◆ TASK
Restate the entire listing word for word.

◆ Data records
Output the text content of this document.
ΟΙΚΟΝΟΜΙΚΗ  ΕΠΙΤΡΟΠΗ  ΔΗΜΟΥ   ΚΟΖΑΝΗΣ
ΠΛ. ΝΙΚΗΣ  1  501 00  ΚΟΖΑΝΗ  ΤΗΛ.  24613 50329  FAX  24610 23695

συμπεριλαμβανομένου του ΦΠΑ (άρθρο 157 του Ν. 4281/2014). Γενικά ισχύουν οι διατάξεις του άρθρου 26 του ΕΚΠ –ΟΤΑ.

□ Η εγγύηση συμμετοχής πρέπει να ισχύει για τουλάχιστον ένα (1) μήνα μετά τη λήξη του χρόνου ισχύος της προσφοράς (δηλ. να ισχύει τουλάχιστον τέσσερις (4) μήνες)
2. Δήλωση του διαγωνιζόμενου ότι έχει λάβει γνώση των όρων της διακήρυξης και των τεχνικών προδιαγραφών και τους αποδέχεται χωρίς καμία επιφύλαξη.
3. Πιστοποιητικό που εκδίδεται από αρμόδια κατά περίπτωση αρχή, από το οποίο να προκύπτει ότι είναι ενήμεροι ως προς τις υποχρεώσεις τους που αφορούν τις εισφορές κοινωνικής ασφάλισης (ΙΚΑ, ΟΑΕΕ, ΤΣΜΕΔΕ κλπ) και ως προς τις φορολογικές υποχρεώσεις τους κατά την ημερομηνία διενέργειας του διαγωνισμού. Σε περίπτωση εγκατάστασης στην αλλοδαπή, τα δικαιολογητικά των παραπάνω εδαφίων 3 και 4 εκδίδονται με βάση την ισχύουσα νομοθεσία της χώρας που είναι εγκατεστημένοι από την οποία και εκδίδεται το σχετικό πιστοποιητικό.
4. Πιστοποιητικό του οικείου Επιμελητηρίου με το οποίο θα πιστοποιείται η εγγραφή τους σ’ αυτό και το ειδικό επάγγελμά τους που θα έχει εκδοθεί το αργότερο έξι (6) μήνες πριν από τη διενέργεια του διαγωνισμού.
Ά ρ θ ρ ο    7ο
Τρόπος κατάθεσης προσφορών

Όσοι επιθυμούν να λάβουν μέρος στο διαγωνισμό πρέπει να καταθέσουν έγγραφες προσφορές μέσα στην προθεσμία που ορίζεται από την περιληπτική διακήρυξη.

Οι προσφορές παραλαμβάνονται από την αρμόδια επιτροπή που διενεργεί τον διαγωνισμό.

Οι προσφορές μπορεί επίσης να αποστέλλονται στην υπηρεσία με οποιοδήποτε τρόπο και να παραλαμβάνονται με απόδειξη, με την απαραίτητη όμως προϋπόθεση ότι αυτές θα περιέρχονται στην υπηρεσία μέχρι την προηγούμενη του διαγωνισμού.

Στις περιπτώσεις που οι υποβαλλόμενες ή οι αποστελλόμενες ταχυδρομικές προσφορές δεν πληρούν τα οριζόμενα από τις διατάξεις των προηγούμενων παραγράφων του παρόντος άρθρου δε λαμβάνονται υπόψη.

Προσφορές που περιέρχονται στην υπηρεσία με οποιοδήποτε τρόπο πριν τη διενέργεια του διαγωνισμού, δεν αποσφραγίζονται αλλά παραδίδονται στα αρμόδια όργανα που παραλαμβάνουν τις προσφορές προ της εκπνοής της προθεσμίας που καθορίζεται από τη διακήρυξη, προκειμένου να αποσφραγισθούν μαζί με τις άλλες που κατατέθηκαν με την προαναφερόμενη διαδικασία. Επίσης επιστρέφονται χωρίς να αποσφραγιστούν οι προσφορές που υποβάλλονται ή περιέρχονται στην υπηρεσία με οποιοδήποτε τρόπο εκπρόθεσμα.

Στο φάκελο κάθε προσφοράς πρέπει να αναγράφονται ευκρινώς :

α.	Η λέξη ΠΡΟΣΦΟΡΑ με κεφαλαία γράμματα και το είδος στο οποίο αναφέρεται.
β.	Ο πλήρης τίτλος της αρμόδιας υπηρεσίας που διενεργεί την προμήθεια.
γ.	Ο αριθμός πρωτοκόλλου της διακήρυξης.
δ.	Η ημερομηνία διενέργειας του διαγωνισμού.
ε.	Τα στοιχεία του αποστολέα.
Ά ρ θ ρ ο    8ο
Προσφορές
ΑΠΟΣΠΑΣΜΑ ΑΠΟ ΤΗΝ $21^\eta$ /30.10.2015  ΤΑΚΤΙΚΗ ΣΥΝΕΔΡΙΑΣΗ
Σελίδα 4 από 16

◆ PROBLEM SOLUTION
Output the text content of this document.
ΟΙΚΟΝΟΜΙΚΗ  ΕΠΙΤΡΟΠΗ  ΔΗΜΟΥ   ΚΟΖΑΝΗΣ
ΠΛ. ΝΙΚΗΣ  1  501 00  ΚΟΖΑΝΗ  ΤΗΛ.  24613 50329  FAX  24610 23695

συμπεριλαμβανομένου του ΦΠΑ (άρθρο 157 του Ν. 4281/2014). Γενικά ισχύουν οι διατάξεις του άρθρου 26 του ΕΚΠ –ΟΤΑ.

□ Η εγγύηση συμμετοχής πρέπει να ισχύει για τουλάχιστον ένα (1) μήνα μετά τη λήξη του χρόνου ισχύος της προσφοράς (δηλ. να ισχύει τουλάχιστον τέσσερις (4) μήνες)
2. Δήλωση του διαγωνιζόμενου ότι έχει λάβει γνώση των όρων της διακήρυξης και των τεχνικών προδιαγραφών και τους αποδέχεται χωρίς καμία επιφύλαξη.
3. Πιστοποιητικό που εκδίδεται από αρμόδια κατά περίπτωση αρχή, από το οποίο να προκύπτει ότι είναι ενήμεροι ως προς τις υποχρεώσεις τους που αφορούν τις εισφορές κοινωνικής ασφάλισης (ΙΚΑ, ΟΑΕΕ, ΤΣΜΕΔΕ κλπ) και ως προς τις φορολογικές υποχρεώσεις τους κατά την ημερομηνία διενέργειας του διαγωνισμού. Σε περίπτωση εγκατάστασης στην αλλοδαπή, τα δικαιολογητικά των παραπάνω εδαφίων 3 και 4 εκδίδονται με βάση την ισχύουσα νομοθεσία της χώρας που είναι εγκατεστημένοι από την οποία και εκδίδεται το σχετικό πιστοποιητικό.
4. Πιστοποιητικό του οικείου Επιμελητηρίου με το οποίο θα πιστοποιείται η εγγραφή τους σ’ αυτό και το ειδικό επάγγελμά τους που θα έχει εκδοθεί το αργότερο έξι (6) μήνες πριν από τη διενέργεια του διαγωνισμού.
Ά ρ θ ρ ο    7ο
Τρόπος κατάθεσης προσφορών

Όσοι επιθυμούν να λάβουν μέρος στο διαγωνισμό πρέπει να καταθέσουν έγγραφες προσφορές μέσα στην προθεσμία που ορίζεται από την περιληπτική διακήρυξη.

Οι προσφορές παραλαμβάνονται από την αρμόδια επιτροπή που διενεργεί τον διαγωνισμό.

Οι προσφορές μπορεί επίσης να αποστέλλονται στην υπηρεσία με οποιοδήποτε τρόπο και να παραλαμβάνονται με απόδειξη, με την απαραίτητη όμως προϋπόθεση ότι αυτές θα περιέρχονται στην υπηρεσία μέχρι την προηγούμενη του διαγωνισμού.

Στις περιπτώσεις που οι υποβαλλόμενες ή οι αποστελλόμενες ταχυδρομικές προσφορές δεν πληρούν τα οριζόμενα από τις διατάξεις των προηγούμενων παραγράφων του παρόντος άρθρου δε λαμβάνονται υπόψη.

Προσφορές που περιέρχονται στην υπηρεσία με οποιοδήποτε τρόπο πριν τη διενέργεια του διαγωνισμού, δεν αποσφραγίζονται αλλά παραδίδονται στα αρμόδια όργανα που παραλαμβάνουν τις προσφορές προ της εκπνοής της προθεσμίας που καθορίζεται από τη διακήρυξη, προκειμένου να αποσφραγισθούν μαζί με τις άλλες που κατατέθηκαν με την προαναφερόμενη διαδικασία. Επίσης επιστρέφονται χωρίς να αποσφραγιστούν οι προσφορές που υποβάλλονται ή περιέρχονται στην υπηρεσία με οποιοδήποτε τρόπο εκπρόθεσμα.

Στο φάκελο κάθε προσφοράς πρέπει να αναγράφονται ευκρινώς :

α.	Η λέξη ΠΡΟΣΦΟΡΑ με κεφαλαία γράμματα και το είδος στο οποίο αναφέρεται.
β.	Ο πλήρης τίτλος της αρμόδιας υπηρεσίας που διενεργεί την προμήθεια.
γ.	Ο αριθμός πρωτοκόλλου της διακήρυξης.
δ.	Η ημερομηνία διενέργειας του διαγωνισμού.
ε.	Τα στοιχεία του αποστολέα.
Ά ρ θ ρ ο    8ο
Προσφορές
ΑΠΟΣΠΑΣΜΑ ΑΠΟ ΤΗΝ $21^\eta$ /30.10.2015  ΤΑΚΤΙΚΗ ΣΥΝΕΔΡΙΑΣΗ
Σελίδα 4 από 16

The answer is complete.